WHAT THE EXERCISE ASKS:
Tally the lines that contain the string "HERON" and state that total without comment.

-- BEGIN --

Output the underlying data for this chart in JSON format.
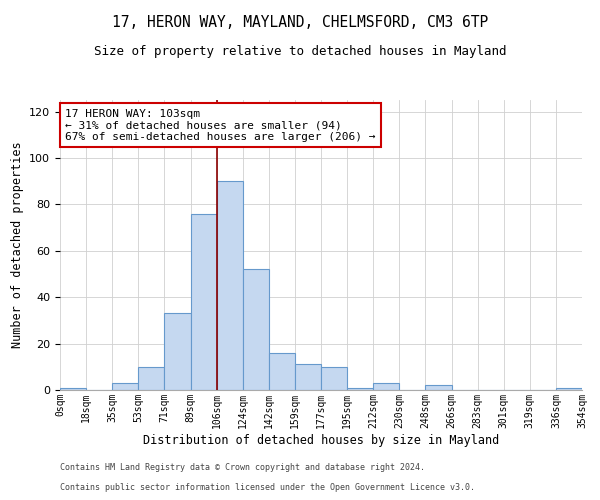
{
  "title1": "17, HERON WAY, MAYLAND, CHELMSFORD, CM3 6TP",
  "title2": "Size of property relative to detached houses in Mayland",
  "xlabel": "Distribution of detached houses by size in Mayland",
  "ylabel": "Number of detached properties",
  "footer1": "Contains HM Land Registry data © Crown copyright and database right 2024.",
  "footer2": "Contains public sector information licensed under the Open Government Licence v3.0.",
  "bin_labels": [
    "0sqm",
    "18sqm",
    "35sqm",
    "53sqm",
    "71sqm",
    "89sqm",
    "106sqm",
    "124sqm",
    "142sqm",
    "159sqm",
    "177sqm",
    "195sqm",
    "212sqm",
    "230sqm",
    "248sqm",
    "266sqm",
    "283sqm",
    "301sqm",
    "319sqm",
    "336sqm",
    "354sqm"
  ],
  "bar_values": [
    1,
    0,
    3,
    10,
    33,
    76,
    90,
    52,
    16,
    11,
    10,
    1,
    3,
    0,
    2,
    0,
    0,
    0,
    0,
    1
  ],
  "bar_color": "#c5d8f0",
  "bar_edge_color": "#6699cc",
  "ylim": [
    0,
    125
  ],
  "yticks": [
    0,
    20,
    40,
    60,
    80,
    100,
    120
  ],
  "vline_color": "#8b0000",
  "vline_x": 6.0,
  "annotation_text": "17 HERON WAY: 103sqm\n← 31% of detached houses are smaller (94)\n67% of semi-detached houses are larger (206) →",
  "annotation_box_color": "#ffffff",
  "annotation_box_edge": "#cc0000",
  "background_color": "#ffffff",
  "grid_color": "#d0d0d0",
  "title1_fontsize": 10.5,
  "title2_fontsize": 9,
  "annot_fontsize": 8,
  "ylabel_fontsize": 8.5,
  "xlabel_fontsize": 8.5,
  "tick_fontsize": 7,
  "footer_fontsize": 6
}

-- END --

SOLUTION FOR THIS PROBLEM:
2